- _WHAT NEEDS TO BE DONE_: Write the records out again, precisely as they stand.

- _RAW DATA_:
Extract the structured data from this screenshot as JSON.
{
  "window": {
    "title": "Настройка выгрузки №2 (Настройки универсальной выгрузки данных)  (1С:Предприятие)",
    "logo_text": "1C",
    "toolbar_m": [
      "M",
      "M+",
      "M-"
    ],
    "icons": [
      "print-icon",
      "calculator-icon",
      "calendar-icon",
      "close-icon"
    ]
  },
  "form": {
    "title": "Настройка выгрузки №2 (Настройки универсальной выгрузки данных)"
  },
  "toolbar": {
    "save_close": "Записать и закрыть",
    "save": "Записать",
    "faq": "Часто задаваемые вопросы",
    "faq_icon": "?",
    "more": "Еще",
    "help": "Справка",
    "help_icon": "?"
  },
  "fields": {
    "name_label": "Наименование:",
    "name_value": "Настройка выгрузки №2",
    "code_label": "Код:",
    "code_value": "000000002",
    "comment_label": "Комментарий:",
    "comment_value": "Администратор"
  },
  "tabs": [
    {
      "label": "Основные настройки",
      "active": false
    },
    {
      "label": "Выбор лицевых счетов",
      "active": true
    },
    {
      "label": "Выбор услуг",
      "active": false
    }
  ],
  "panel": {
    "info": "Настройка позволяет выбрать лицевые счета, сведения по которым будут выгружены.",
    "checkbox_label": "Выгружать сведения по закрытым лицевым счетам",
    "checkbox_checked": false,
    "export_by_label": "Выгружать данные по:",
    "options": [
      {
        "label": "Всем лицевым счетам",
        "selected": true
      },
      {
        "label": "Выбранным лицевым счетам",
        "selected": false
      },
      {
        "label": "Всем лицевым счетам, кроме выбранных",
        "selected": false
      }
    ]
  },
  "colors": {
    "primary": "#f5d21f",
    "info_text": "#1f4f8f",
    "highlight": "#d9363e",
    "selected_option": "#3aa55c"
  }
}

- _EXERCISE RESPONSE_:
Extract the structured data from this screenshot as JSON.
{
  "window": {
    "title": "Настройка выгрузки №2 (Настройки универсальной выгрузки данных)  (1С:Предприятие)",
    "logo_text": "1C",
    "toolbar_m": [
      "M",
      "M+",
      "M-"
    ],
    "icons": [
      "print-icon",
      "calculator-icon",
      "calendar-icon",
      "close-icon"
    ]
  },
  "form": {
    "title": "Настройка выгрузки №2 (Настройки универсальной выгрузки данных)"
  },
  "toolbar": {
    "save_close": "Записать и закрыть",
    "save": "Записать",
    "faq": "Часто задаваемые вопросы",
    "faq_icon": "?",
    "more": "Еще",
    "help": "Справка",
    "help_icon": "?"
  },
  "fields": {
    "name_label": "Наименование:",
    "name_value": "Настройка выгрузки №2",
    "code_label": "Код:",
    "code_value": "000000002",
    "comment_label": "Комментарий:",
    "comment_value": "Администратор"
  },
  "tabs": [
    {
      "label": "Основные настройки",
      "active": false
    },
    {
      "label": "Выбор лицевых счетов",
      "active": true
    },
    {
      "label": "Выбор услуг",
      "active": false
    }
  ],
  "panel": {
    "info": "Настройка позволяет выбрать лицевые счета, сведения по которым будут выгружены.",
    "checkbox_label": "Выгружать сведения по закрытым лицевым счетам",
    "checkbox_checked": false,
    "export_by_label": "Выгружать данные по:",
    "options": [
      {
        "label": "Всем лицевым счетам",
        "selected": true
      },
      {
        "label": "Выбранным лицевым счетам",
        "selected": false
      },
      {
        "label": "Всем лицевым счетам, кроме выбранных",
        "selected": false
      }
    ]
  },
  "colors": {
    "primary": "#f5d21f",
    "info_text": "#1f4f8f",
    "highlight": "#d9363e",
    "selected_option": "#3aa55c"
  }
}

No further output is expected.